[Data listing]
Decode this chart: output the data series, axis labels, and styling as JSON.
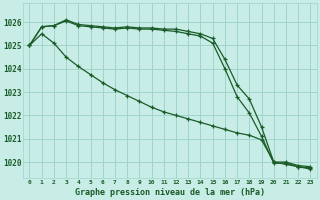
{
  "title": "Graphe pression niveau de la mer (hPa)",
  "background_color": "#c8ece6",
  "grid_color": "#a0d4cc",
  "line_color": "#1a5c28",
  "x_labels": [
    "0",
    "1",
    "2",
    "3",
    "4",
    "5",
    "6",
    "7",
    "8",
    "9",
    "10",
    "11",
    "12",
    "13",
    "14",
    "15",
    "16",
    "17",
    "18",
    "19",
    "20",
    "21",
    "22",
    "23"
  ],
  "ylim": [
    1019.3,
    1026.8
  ],
  "yticks": [
    1020,
    1021,
    1022,
    1023,
    1024,
    1025,
    1026
  ],
  "series": [
    [
      1025.0,
      1025.8,
      1025.85,
      1026.1,
      1025.9,
      1025.85,
      1025.8,
      1025.75,
      1025.8,
      1025.75,
      1025.75,
      1025.7,
      1025.7,
      1025.6,
      1025.5,
      1025.3,
      1024.4,
      1023.3,
      1022.7,
      1021.5,
      1020.0,
      1020.0,
      1019.85,
      1019.8
    ],
    [
      1025.0,
      1025.8,
      1025.85,
      1026.05,
      1025.85,
      1025.8,
      1025.75,
      1025.7,
      1025.75,
      1025.7,
      1025.7,
      1025.65,
      1025.6,
      1025.5,
      1025.4,
      1025.1,
      1024.0,
      1022.8,
      1022.1,
      1021.1,
      1019.95,
      1019.95,
      1019.8,
      1019.75
    ],
    [
      1025.0,
      1025.5,
      1025.1,
      1024.5,
      1024.1,
      1023.75,
      1023.4,
      1023.1,
      1022.85,
      1022.6,
      1022.35,
      1022.15,
      1022.0,
      1021.85,
      1021.7,
      1021.55,
      1021.4,
      1021.25,
      1021.15,
      1020.95,
      1020.0,
      1019.9,
      1019.8,
      1019.7
    ]
  ]
}
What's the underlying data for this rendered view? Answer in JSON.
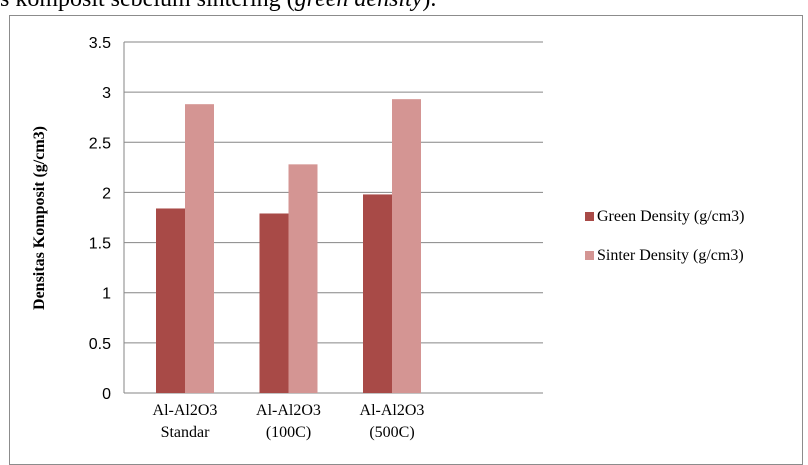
{
  "caption": {
    "text": "s komposit sebelum sintering (",
    "italic": "green density",
    "end": ")."
  },
  "chart_data": {
    "type": "bar",
    "categories": [
      [
        "Al-Al2O3",
        "Standar"
      ],
      [
        "Al-Al2O3",
        "(100C)"
      ],
      [
        "Al-Al2O3",
        "(500C)"
      ]
    ],
    "series": [
      {
        "name": "Green Density (g/cm3)",
        "color": "#a84a47",
        "values": [
          1.84,
          1.79,
          1.98
        ]
      },
      {
        "name": "Sinter Density (g/cm3)",
        "color": "#d49593",
        "values": [
          2.88,
          2.28,
          2.93
        ]
      }
    ],
    "xlabel": "",
    "ylabel": "Densitas Komposit (g/cm3)",
    "ylim": [
      0,
      3.5
    ],
    "yticks": [
      "0",
      "0.5",
      "1",
      "1.5",
      "2",
      "2.5",
      "3",
      "3.5"
    ],
    "grid": true,
    "legend": "right"
  }
}
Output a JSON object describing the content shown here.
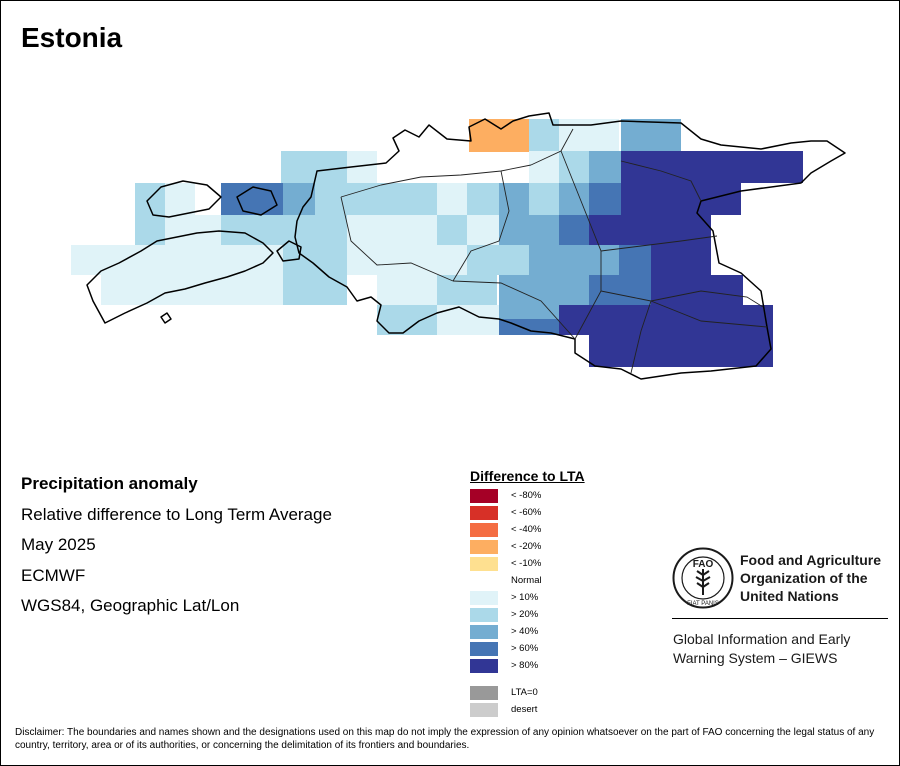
{
  "title": "Estonia",
  "info": {
    "heading": "Precipitation anomaly",
    "lines": [
      "Relative difference to Long Term Average",
      "May 2025",
      "ECMWF",
      "WGS84, Geographic Lat/Lon"
    ]
  },
  "legend": {
    "title": "Difference to LTA",
    "items": [
      {
        "label": "< -80%",
        "color": "#a50026"
      },
      {
        "label": "< -60%",
        "color": "#d73027"
      },
      {
        "label": "< -40%",
        "color": "#f46d43"
      },
      {
        "label": "< -20%",
        "color": "#fdae61"
      },
      {
        "label": "< -10%",
        "color": "#fee090"
      },
      {
        "label": "Normal",
        "color": "#ffffff"
      },
      {
        "label": "> 10%",
        "color": "#e0f3f8"
      },
      {
        "label": "> 20%",
        "color": "#abd9e9"
      },
      {
        "label": "> 40%",
        "color": "#74add1"
      },
      {
        "label": "> 60%",
        "color": "#4575b4"
      },
      {
        "label": "> 80%",
        "color": "#313695"
      }
    ],
    "extra": [
      {
        "label": "LTA=0",
        "color": "#999999"
      },
      {
        "label": "desert",
        "color": "#cccccc"
      }
    ]
  },
  "logo": {
    "org_lines": [
      "Food and Agriculture",
      "Organization of the",
      "United Nations"
    ],
    "seal_letters": "FAO",
    "seal_motto": "FIAT PANIS",
    "program_lines": [
      "Global Information and Early",
      "Warning System – GIEWS"
    ]
  },
  "disclaimer": "Disclaimer: The boundaries and names shown and the designations used on this map do not imply the expression of any opinion whatsoever on the part of FAO concerning the legal status of any country, territory, area or of its authorities, or concerning the delimitation of its frontiers and boundaries."
}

Written problem:
Nothing in the entries should change as you copy them, except that the pictures are left out.

The answer:
Decode this chart: output the data series, axis labels, and styling as JSON.
{
  "title": "Graphe pression niveau de la mer (hPa)",
  "background_color": "#c8ece6",
  "grid_color": "#a0d4cc",
  "line_color": "#1a5c28",
  "x_labels": [
    "0",
    "1",
    "2",
    "3",
    "4",
    "5",
    "6",
    "7",
    "8",
    "9",
    "10",
    "11",
    "12",
    "13",
    "14",
    "15",
    "16",
    "17",
    "18",
    "19",
    "20",
    "21",
    "22",
    "23"
  ],
  "ylim": [
    1019.3,
    1026.8
  ],
  "yticks": [
    1020,
    1021,
    1022,
    1023,
    1024,
    1025,
    1026
  ],
  "series": [
    [
      1025.0,
      1025.8,
      1025.85,
      1026.1,
      1025.9,
      1025.85,
      1025.8,
      1025.75,
      1025.8,
      1025.75,
      1025.75,
      1025.7,
      1025.7,
      1025.6,
      1025.5,
      1025.3,
      1024.4,
      1023.3,
      1022.7,
      1021.5,
      1020.0,
      1020.0,
      1019.85,
      1019.8
    ],
    [
      1025.0,
      1025.8,
      1025.85,
      1026.05,
      1025.85,
      1025.8,
      1025.75,
      1025.7,
      1025.75,
      1025.7,
      1025.7,
      1025.65,
      1025.6,
      1025.5,
      1025.4,
      1025.1,
      1024.0,
      1022.8,
      1022.1,
      1021.1,
      1019.95,
      1019.95,
      1019.8,
      1019.75
    ],
    [
      1025.0,
      1025.5,
      1025.1,
      1024.5,
      1024.1,
      1023.75,
      1023.4,
      1023.1,
      1022.85,
      1022.6,
      1022.35,
      1022.15,
      1022.0,
      1021.85,
      1021.7,
      1021.55,
      1021.4,
      1021.25,
      1021.15,
      1020.95,
      1020.0,
      1019.9,
      1019.8,
      1019.7
    ]
  ]
}
What's the underlying data for this rendered view? Answer in JSON.
{
  "caption": {
    "text": "s komposit sebelum sintering (",
    "italic": "green density",
    "end": ")."
  },
  "chart_data": {
    "type": "bar",
    "categories": [
      [
        "Al-Al2O3",
        "Standar"
      ],
      [
        "Al-Al2O3",
        "(100C)"
      ],
      [
        "Al-Al2O3",
        "(500C)"
      ]
    ],
    "series": [
      {
        "name": "Green Density (g/cm3)",
        "color": "#a84a47",
        "values": [
          1.84,
          1.79,
          1.98
        ]
      },
      {
        "name": "Sinter Density (g/cm3)",
        "color": "#d49593",
        "values": [
          2.88,
          2.28,
          2.93
        ]
      }
    ],
    "xlabel": "",
    "ylabel": "Densitas Komposit (g/cm3)",
    "ylim": [
      0,
      3.5
    ],
    "yticks": [
      "0",
      "0.5",
      "1",
      "1.5",
      "2",
      "2.5",
      "3",
      "3.5"
    ],
    "grid": true,
    "legend": "right"
  }
}
Output a JSON object describing the content shown here.
{
  "title": "Estonia",
  "info": {
    "heading": "Precipitation anomaly",
    "lines": [
      "Relative difference to Long Term Average",
      "May 2025",
      "ECMWF",
      "WGS84, Geographic Lat/Lon"
    ]
  },
  "legend": {
    "title": "Difference to LTA",
    "items": [
      {
        "label": "< -80%",
        "color": "#a50026"
      },
      {
        "label": "< -60%",
        "color": "#d73027"
      },
      {
        "label": "< -40%",
        "color": "#f46d43"
      },
      {
        "label": "< -20%",
        "color": "#fdae61"
      },
      {
        "label": "< -10%",
        "color": "#fee090"
      },
      {
        "label": "Normal",
        "color": "#ffffff"
      },
      {
        "label": "> 10%",
        "color": "#e0f3f8"
      },
      {
        "label": "> 20%",
        "color": "#abd9e9"
      },
      {
        "label": "> 40%",
        "color": "#74add1"
      },
      {
        "label": "> 60%",
        "color": "#4575b4"
      },
      {
        "label": "> 80%",
        "color": "#313695"
      }
    ],
    "extra": [
      {
        "label": "LTA=0",
        "color": "#999999"
      },
      {
        "label": "desert",
        "color": "#cccccc"
      }
    ]
  },
  "logo": {
    "org_lines": [
      "Food and Agriculture",
      "Organization of the",
      "United Nations"
    ],
    "seal_letters": "FAO",
    "seal_motto": "FIAT PANIS",
    "program_lines": [
      "Global Information and Early",
      "Warning System – GIEWS"
    ]
  },
  "disclaimer": "Disclaimer: The boundaries and names shown and the designations used on this map do not imply the expression of any opinion whatsoever on the part of FAO concerning the legal status of any country, territory, area or of its authorities, or concerning the delimitation of its frontiers and boundaries."
}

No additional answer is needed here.